> Work to complete:
Copy out each line of the material below that holds the string "text".

:: Supplied records ::

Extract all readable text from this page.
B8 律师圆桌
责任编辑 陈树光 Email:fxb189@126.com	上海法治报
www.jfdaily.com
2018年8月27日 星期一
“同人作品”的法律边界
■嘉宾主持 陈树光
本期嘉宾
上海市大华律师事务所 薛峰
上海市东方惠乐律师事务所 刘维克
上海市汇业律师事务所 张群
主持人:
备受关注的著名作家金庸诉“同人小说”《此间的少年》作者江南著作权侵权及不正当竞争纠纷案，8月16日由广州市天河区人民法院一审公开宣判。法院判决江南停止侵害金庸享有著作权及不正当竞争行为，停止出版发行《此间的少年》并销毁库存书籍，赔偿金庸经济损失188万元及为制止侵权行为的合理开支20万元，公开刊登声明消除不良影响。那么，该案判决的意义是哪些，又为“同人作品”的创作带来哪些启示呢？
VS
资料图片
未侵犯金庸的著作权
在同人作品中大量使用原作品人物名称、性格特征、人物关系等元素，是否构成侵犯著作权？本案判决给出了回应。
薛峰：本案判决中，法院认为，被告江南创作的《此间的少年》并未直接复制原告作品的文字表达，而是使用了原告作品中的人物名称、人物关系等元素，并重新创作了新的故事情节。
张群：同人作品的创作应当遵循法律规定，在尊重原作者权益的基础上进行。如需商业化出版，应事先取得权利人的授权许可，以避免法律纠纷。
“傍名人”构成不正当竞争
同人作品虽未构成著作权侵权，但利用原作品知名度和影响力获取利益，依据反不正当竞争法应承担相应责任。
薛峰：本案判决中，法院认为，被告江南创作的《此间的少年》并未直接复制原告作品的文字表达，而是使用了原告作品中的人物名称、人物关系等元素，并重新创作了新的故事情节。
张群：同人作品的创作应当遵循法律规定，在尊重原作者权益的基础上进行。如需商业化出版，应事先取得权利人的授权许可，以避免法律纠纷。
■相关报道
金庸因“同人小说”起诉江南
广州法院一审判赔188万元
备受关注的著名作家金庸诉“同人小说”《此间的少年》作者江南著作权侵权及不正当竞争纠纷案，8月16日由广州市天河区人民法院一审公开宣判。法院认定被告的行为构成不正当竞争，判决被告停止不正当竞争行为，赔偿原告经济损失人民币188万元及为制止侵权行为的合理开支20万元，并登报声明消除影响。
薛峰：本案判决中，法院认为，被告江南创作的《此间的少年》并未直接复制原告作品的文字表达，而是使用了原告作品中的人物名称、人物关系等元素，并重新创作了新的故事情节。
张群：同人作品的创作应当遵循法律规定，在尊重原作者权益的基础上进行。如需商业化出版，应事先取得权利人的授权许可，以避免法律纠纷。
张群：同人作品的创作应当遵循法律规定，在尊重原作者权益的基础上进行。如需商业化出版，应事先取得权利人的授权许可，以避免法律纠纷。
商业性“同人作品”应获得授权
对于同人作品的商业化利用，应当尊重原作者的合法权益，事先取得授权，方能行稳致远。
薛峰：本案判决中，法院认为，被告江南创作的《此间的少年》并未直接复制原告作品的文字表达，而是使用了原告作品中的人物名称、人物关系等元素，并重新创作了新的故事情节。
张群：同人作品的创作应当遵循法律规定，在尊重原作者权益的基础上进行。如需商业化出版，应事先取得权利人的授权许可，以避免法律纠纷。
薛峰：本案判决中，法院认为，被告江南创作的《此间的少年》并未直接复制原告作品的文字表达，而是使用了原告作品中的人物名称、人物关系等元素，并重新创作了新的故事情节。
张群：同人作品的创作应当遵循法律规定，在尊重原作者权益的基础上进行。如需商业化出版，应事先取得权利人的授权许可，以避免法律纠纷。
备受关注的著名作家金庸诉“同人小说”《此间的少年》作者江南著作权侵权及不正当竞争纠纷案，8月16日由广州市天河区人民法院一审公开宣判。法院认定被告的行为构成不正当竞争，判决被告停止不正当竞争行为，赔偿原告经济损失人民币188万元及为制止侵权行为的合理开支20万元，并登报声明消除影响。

:::
:: Supplied records ::

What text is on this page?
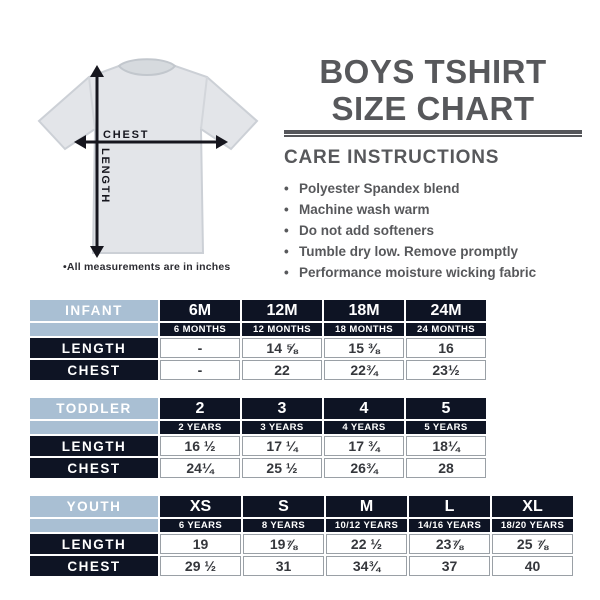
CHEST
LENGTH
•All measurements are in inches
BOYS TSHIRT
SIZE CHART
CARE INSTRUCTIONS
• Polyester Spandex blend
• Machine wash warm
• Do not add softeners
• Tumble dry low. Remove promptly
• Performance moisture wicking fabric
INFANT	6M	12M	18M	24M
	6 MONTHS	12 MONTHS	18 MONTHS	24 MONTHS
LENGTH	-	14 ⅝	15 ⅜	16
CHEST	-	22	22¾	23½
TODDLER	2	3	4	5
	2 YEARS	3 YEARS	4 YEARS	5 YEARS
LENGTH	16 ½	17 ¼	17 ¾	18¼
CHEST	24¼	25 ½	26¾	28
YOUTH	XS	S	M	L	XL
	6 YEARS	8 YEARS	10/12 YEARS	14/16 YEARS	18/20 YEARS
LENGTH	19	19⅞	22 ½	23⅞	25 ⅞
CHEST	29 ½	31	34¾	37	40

:::

> Correct response:
Extract all readable text from this page.
What text is on this page?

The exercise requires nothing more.